WRITTEN REQUEST | Restate the whole listing word for word. Pictures are left out.

[Data excerpts]
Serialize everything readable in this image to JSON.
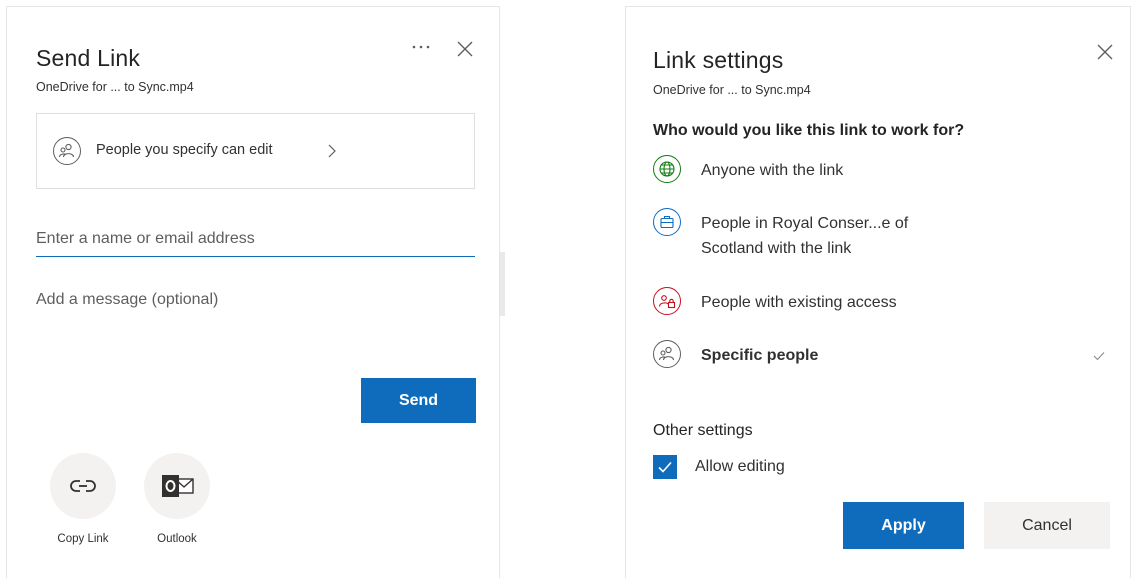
{
  "send_link": {
    "title": "Send Link",
    "subtitle": "OneDrive for ... to Sync.mp4",
    "permission": {
      "label": "People you specify can edit",
      "icon": "people-icon"
    },
    "recipient_placeholder": "Enter a name or email address",
    "message_placeholder": "Add a message (optional)",
    "send_label": "Send",
    "share_options": [
      {
        "label": "Copy Link",
        "icon": "link-icon"
      },
      {
        "label": "Outlook",
        "icon": "outlook-icon"
      }
    ],
    "icons": {
      "more": "ellipsis-icon",
      "close": "close-icon"
    }
  },
  "link_settings": {
    "title": "Link settings",
    "subtitle": "OneDrive for ... to Sync.mp4",
    "question": "Who would you like this link to work for?",
    "options": [
      {
        "label": "Anyone with the link",
        "icon": "globe-icon",
        "color": "#107c10",
        "selected": false
      },
      {
        "label_line1": "People in Royal Conser...e of",
        "label_line2": "Scotland with the link",
        "icon": "briefcase-icon",
        "color": "#0f6cbd",
        "selected": false
      },
      {
        "label": "People with existing access",
        "icon": "people-lock-icon",
        "color": "#c50f1f",
        "selected": false
      },
      {
        "label": "Specific people",
        "icon": "people-icon",
        "color": "#605e5c",
        "selected": true
      }
    ],
    "other_settings_heading": "Other settings",
    "allow_editing_label": "Allow editing",
    "allow_editing_checked": true,
    "apply_label": "Apply",
    "cancel_label": "Cancel"
  },
  "colors": {
    "accent": "#0f6cbd",
    "neutral_bg": "#f3f2f1",
    "text": "#323130"
  }
}
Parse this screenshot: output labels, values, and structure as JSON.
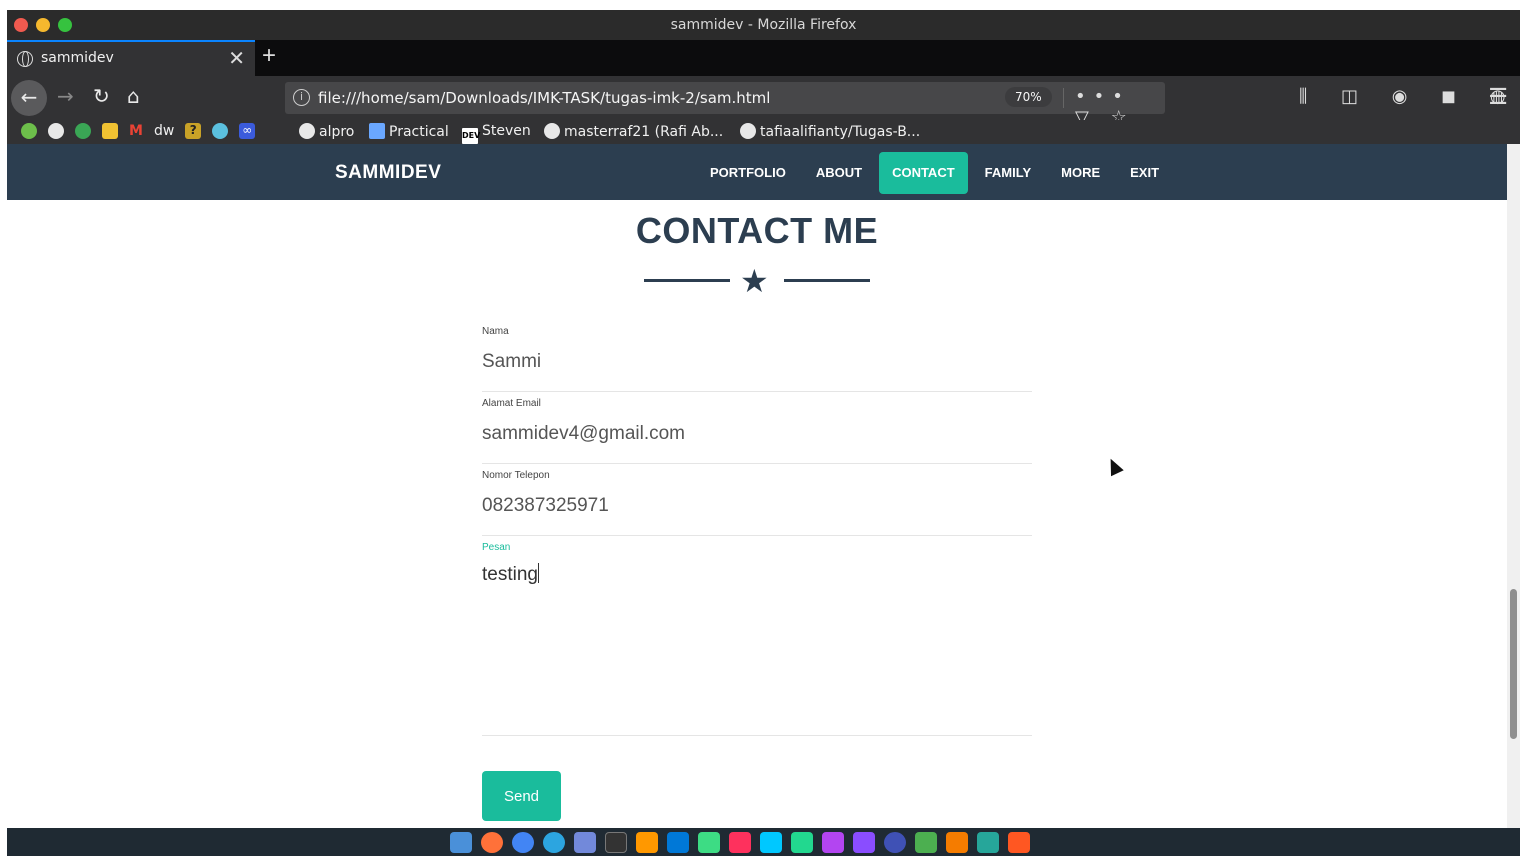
{
  "window": {
    "title": "sammidev - Mozilla Firefox"
  },
  "tab": {
    "label": "sammidev",
    "close": "✕",
    "new": "+"
  },
  "urlbar": {
    "url": "file:///home/sam/Downloads/IMK-TASK/tugas-imk-2/sam.html",
    "zoom": "70%",
    "actions": "••• ▽ ☆"
  },
  "bookmarks": [
    {
      "label": "alpro"
    },
    {
      "label": "Practical"
    },
    {
      "label": "Steven"
    },
    {
      "label": "masterraf21 (Rafi Ab..."
    },
    {
      "label": "tafiaalifianty/Tugas-B..."
    }
  ],
  "bookmark_icon_labels": {
    "m": "M",
    "dw": "dw",
    "q": "?",
    "oo": "∞",
    "dev": "DEV"
  },
  "site": {
    "brand": "SAMMIDEV",
    "menu": [
      "PORTFOLIO",
      "ABOUT",
      "CONTACT",
      "FAMILY",
      "MORE",
      "EXIT"
    ],
    "active_menu": "CONTACT",
    "heading": "CONTACT ME",
    "divider_icon": "star-icon"
  },
  "form": {
    "name_label": "Nama",
    "name_value": "Sammi",
    "email_label": "Alamat Email",
    "email_value": "sammidev4@gmail.com",
    "phone_label": "Nomor Telepon",
    "phone_value": "082387325971",
    "message_label": "Pesan",
    "message_value": "testing",
    "send_label": "Send"
  },
  "colors": {
    "navbar": "#2c3e50",
    "accent": "#1abc9c",
    "heading": "#2c3e50"
  }
}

REPLY |
Serialize everything readable in this image to JSON.
{
  "send_link": {
    "title": "Send Link",
    "subtitle": "OneDrive for ... to Sync.mp4",
    "permission": {
      "label": "People you specify can edit",
      "icon": "people-icon"
    },
    "recipient_placeholder": "Enter a name or email address",
    "message_placeholder": "Add a message (optional)",
    "send_label": "Send",
    "share_options": [
      {
        "label": "Copy Link",
        "icon": "link-icon"
      },
      {
        "label": "Outlook",
        "icon": "outlook-icon"
      }
    ],
    "icons": {
      "more": "ellipsis-icon",
      "close": "close-icon"
    }
  },
  "link_settings": {
    "title": "Link settings",
    "subtitle": "OneDrive for ... to Sync.mp4",
    "question": "Who would you like this link to work for?",
    "options": [
      {
        "label": "Anyone with the link",
        "icon": "globe-icon",
        "color": "#107c10",
        "selected": false
      },
      {
        "label_line1": "People in Royal Conser...e of",
        "label_line2": "Scotland with the link",
        "icon": "briefcase-icon",
        "color": "#0f6cbd",
        "selected": false
      },
      {
        "label": "People with existing access",
        "icon": "people-lock-icon",
        "color": "#c50f1f",
        "selected": false
      },
      {
        "label": "Specific people",
        "icon": "people-icon",
        "color": "#605e5c",
        "selected": true
      }
    ],
    "other_settings_heading": "Other settings",
    "allow_editing_label": "Allow editing",
    "allow_editing_checked": true,
    "apply_label": "Apply",
    "cancel_label": "Cancel"
  },
  "colors": {
    "accent": "#0f6cbd",
    "neutral_bg": "#f3f2f1",
    "text": "#323130"
  }
}
Parse this screenshot: output labels, values, and structure as JSON.
{
  "window": {
    "title": "sammidev - Mozilla Firefox"
  },
  "tab": {
    "label": "sammidev",
    "close": "✕",
    "new": "+"
  },
  "urlbar": {
    "url": "file:///home/sam/Downloads/IMK-TASK/tugas-imk-2/sam.html",
    "zoom": "70%",
    "actions": "••• ▽ ☆"
  },
  "bookmarks": [
    {
      "label": "alpro"
    },
    {
      "label": "Practical"
    },
    {
      "label": "Steven"
    },
    {
      "label": "masterraf21 (Rafi Ab..."
    },
    {
      "label": "tafiaalifianty/Tugas-B..."
    }
  ],
  "bookmark_icon_labels": {
    "m": "M",
    "dw": "dw",
    "q": "?",
    "oo": "∞",
    "dev": "DEV"
  },
  "site": {
    "brand": "SAMMIDEV",
    "menu": [
      "PORTFOLIO",
      "ABOUT",
      "CONTACT",
      "FAMILY",
      "MORE",
      "EXIT"
    ],
    "active_menu": "CONTACT",
    "heading": "CONTACT ME",
    "divider_icon": "star-icon"
  },
  "form": {
    "name_label": "Nama",
    "name_value": "Sammi",
    "email_label": "Alamat Email",
    "email_value": "sammidev4@gmail.com",
    "phone_label": "Nomor Telepon",
    "phone_value": "082387325971",
    "message_label": "Pesan",
    "message_value": "testing",
    "send_label": "Send"
  },
  "colors": {
    "navbar": "#2c3e50",
    "accent": "#1abc9c",
    "heading": "#2c3e50"
  }
}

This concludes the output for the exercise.